**Stated problem**
Write the data out again in full, with no departure from the original.

**Stored data**
(begin)

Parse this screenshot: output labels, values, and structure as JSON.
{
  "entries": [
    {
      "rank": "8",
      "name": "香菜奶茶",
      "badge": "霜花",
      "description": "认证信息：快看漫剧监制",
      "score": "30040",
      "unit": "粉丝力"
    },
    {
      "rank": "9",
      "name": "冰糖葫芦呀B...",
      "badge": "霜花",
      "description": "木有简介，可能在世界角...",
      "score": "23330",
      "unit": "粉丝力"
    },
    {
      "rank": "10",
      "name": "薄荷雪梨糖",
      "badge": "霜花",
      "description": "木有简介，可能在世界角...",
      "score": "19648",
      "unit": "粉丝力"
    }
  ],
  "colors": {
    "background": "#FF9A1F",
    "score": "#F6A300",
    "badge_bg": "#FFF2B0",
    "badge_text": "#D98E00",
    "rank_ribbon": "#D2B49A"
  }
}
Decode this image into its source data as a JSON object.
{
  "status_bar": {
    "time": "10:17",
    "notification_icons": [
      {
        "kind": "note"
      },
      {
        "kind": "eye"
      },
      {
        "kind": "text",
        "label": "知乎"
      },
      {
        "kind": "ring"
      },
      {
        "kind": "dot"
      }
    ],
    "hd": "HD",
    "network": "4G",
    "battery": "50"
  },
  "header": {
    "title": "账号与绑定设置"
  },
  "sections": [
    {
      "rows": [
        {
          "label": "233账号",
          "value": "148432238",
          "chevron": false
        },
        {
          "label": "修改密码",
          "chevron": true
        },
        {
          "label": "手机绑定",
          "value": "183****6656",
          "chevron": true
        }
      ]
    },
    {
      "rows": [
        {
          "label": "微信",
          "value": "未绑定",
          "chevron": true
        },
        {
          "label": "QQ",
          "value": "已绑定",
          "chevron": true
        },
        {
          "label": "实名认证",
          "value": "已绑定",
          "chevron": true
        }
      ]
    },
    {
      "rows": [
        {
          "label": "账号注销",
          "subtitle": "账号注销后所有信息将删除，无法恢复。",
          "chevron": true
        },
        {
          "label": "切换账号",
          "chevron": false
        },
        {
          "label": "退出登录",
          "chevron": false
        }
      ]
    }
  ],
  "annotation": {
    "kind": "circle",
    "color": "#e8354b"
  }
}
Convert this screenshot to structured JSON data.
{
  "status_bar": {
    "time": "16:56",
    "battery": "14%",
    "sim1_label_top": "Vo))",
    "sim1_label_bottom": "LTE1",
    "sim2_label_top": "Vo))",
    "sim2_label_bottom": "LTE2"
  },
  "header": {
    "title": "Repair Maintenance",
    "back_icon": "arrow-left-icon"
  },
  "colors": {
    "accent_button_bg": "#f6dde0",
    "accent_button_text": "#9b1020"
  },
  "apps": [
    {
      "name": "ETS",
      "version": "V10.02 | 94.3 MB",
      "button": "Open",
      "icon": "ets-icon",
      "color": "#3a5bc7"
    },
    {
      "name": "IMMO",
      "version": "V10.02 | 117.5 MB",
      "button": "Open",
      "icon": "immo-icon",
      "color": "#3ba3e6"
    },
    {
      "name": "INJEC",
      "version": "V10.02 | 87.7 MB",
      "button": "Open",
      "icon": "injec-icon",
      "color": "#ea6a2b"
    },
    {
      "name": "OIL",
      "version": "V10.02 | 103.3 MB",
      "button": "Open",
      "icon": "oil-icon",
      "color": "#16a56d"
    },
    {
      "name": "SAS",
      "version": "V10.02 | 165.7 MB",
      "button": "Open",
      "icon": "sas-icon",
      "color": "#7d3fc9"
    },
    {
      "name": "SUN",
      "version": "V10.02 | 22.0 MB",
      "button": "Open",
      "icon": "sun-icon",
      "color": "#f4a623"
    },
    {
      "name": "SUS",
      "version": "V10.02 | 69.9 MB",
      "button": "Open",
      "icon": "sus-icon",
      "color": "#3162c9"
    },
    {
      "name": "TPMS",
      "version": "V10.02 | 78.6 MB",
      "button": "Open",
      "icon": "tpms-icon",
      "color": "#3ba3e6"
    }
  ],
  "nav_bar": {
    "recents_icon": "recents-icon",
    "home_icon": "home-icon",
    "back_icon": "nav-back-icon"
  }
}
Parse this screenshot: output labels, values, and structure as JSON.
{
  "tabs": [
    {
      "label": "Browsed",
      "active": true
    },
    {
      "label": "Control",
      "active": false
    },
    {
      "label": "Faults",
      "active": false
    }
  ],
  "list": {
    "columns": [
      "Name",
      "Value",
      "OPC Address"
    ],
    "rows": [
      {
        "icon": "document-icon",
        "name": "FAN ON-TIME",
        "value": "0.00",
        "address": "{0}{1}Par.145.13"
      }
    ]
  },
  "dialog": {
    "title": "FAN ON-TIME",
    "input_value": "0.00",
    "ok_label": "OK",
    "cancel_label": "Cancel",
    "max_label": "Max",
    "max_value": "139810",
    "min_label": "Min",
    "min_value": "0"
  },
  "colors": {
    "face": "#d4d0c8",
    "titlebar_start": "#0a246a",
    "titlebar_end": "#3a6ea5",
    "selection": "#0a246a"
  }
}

(end)

**Output of the exercise**
Parse this screenshot: output labels, values, and structure as JSON.
{
  "entries": [
    {
      "rank": "8",
      "name": "香菜奶茶",
      "badge": "霜花",
      "description": "认证信息：快看漫剧监制",
      "score": "30040",
      "unit": "粉丝力"
    },
    {
      "rank": "9",
      "name": "冰糖葫芦呀B...",
      "badge": "霜花",
      "description": "木有简介，可能在世界角...",
      "score": "23330",
      "unit": "粉丝力"
    },
    {
      "rank": "10",
      "name": "薄荷雪梨糖",
      "badge": "霜花",
      "description": "木有简介，可能在世界角...",
      "score": "19648",
      "unit": "粉丝力"
    }
  ],
  "colors": {
    "background": "#FF9A1F",
    "score": "#F6A300",
    "badge_bg": "#FFF2B0",
    "badge_text": "#D98E00",
    "rank_ribbon": "#D2B49A"
  }
}
Decode this image into its source data as a JSON object.
{
  "status_bar": {
    "time": "10:17",
    "notification_icons": [
      {
        "kind": "note"
      },
      {
        "kind": "eye"
      },
      {
        "kind": "text",
        "label": "知乎"
      },
      {
        "kind": "ring"
      },
      {
        "kind": "dot"
      }
    ],
    "hd": "HD",
    "network": "4G",
    "battery": "50"
  },
  "header": {
    "title": "账号与绑定设置"
  },
  "sections": [
    {
      "rows": [
        {
          "label": "233账号",
          "value": "148432238",
          "chevron": false
        },
        {
          "label": "修改密码",
          "chevron": true
        },
        {
          "label": "手机绑定",
          "value": "183****6656",
          "chevron": true
        }
      ]
    },
    {
      "rows": [
        {
          "label": "微信",
          "value": "未绑定",
          "chevron": true
        },
        {
          "label": "QQ",
          "value": "已绑定",
          "chevron": true
        },
        {
          "label": "实名认证",
          "value": "已绑定",
          "chevron": true
        }
      ]
    },
    {
      "rows": [
        {
          "label": "账号注销",
          "subtitle": "账号注销后所有信息将删除，无法恢复。",
          "chevron": true
        },
        {
          "label": "切换账号",
          "chevron": false
        },
        {
          "label": "退出登录",
          "chevron": false
        }
      ]
    }
  ],
  "annotation": {
    "kind": "circle",
    "color": "#e8354b"
  }
}
Convert this screenshot to structured JSON data.
{
  "status_bar": {
    "time": "16:56",
    "battery": "14%",
    "sim1_label_top": "Vo))",
    "sim1_label_bottom": "LTE1",
    "sim2_label_top": "Vo))",
    "sim2_label_bottom": "LTE2"
  },
  "header": {
    "title": "Repair Maintenance",
    "back_icon": "arrow-left-icon"
  },
  "colors": {
    "accent_button_bg": "#f6dde0",
    "accent_button_text": "#9b1020"
  },
  "apps": [
    {
      "name": "ETS",
      "version": "V10.02 | 94.3 MB",
      "button": "Open",
      "icon": "ets-icon",
      "color": "#3a5bc7"
    },
    {
      "name": "IMMO",
      "version": "V10.02 | 117.5 MB",
      "button": "Open",
      "icon": "immo-icon",
      "color": "#3ba3e6"
    },
    {
      "name": "INJEC",
      "version": "V10.02 | 87.7 MB",
      "button": "Open",
      "icon": "injec-icon",
      "color": "#ea6a2b"
    },
    {
      "name": "OIL",
      "version": "V10.02 | 103.3 MB",
      "button": "Open",
      "icon": "oil-icon",
      "color": "#16a56d"
    },
    {
      "name": "SAS",
      "version": "V10.02 | 165.7 MB",
      "button": "Open",
      "icon": "sas-icon",
      "color": "#7d3fc9"
    },
    {
      "name": "SUN",
      "version": "V10.02 | 22.0 MB",
      "button": "Open",
      "icon": "sun-icon",
      "color": "#f4a623"
    },
    {
      "name": "SUS",
      "version": "V10.02 | 69.9 MB",
      "button": "Open",
      "icon": "sus-icon",
      "color": "#3162c9"
    },
    {
      "name": "TPMS",
      "version": "V10.02 | 78.6 MB",
      "button": "Open",
      "icon": "tpms-icon",
      "color": "#3ba3e6"
    }
  ],
  "nav_bar": {
    "recents_icon": "recents-icon",
    "home_icon": "home-icon",
    "back_icon": "nav-back-icon"
  }
}
Parse this screenshot: output labels, values, and structure as JSON.
{
  "tabs": [
    {
      "label": "Browsed",
      "active": true
    },
    {
      "label": "Control",
      "active": false
    },
    {
      "label": "Faults",
      "active": false
    }
  ],
  "list": {
    "columns": [
      "Name",
      "Value",
      "OPC Address"
    ],
    "rows": [
      {
        "icon": "document-icon",
        "name": "FAN ON-TIME",
        "value": "0.00",
        "address": "{0}{1}Par.145.13"
      }
    ]
  },
  "dialog": {
    "title": "FAN ON-TIME",
    "input_value": "0.00",
    "ok_label": "OK",
    "cancel_label": "Cancel",
    "max_label": "Max",
    "max_value": "139810",
    "min_label": "Min",
    "min_value": "0"
  },
  "colors": {
    "face": "#d4d0c8",
    "titlebar_start": "#0a246a",
    "titlebar_end": "#3a6ea5",
    "selection": "#0a246a"
  }
}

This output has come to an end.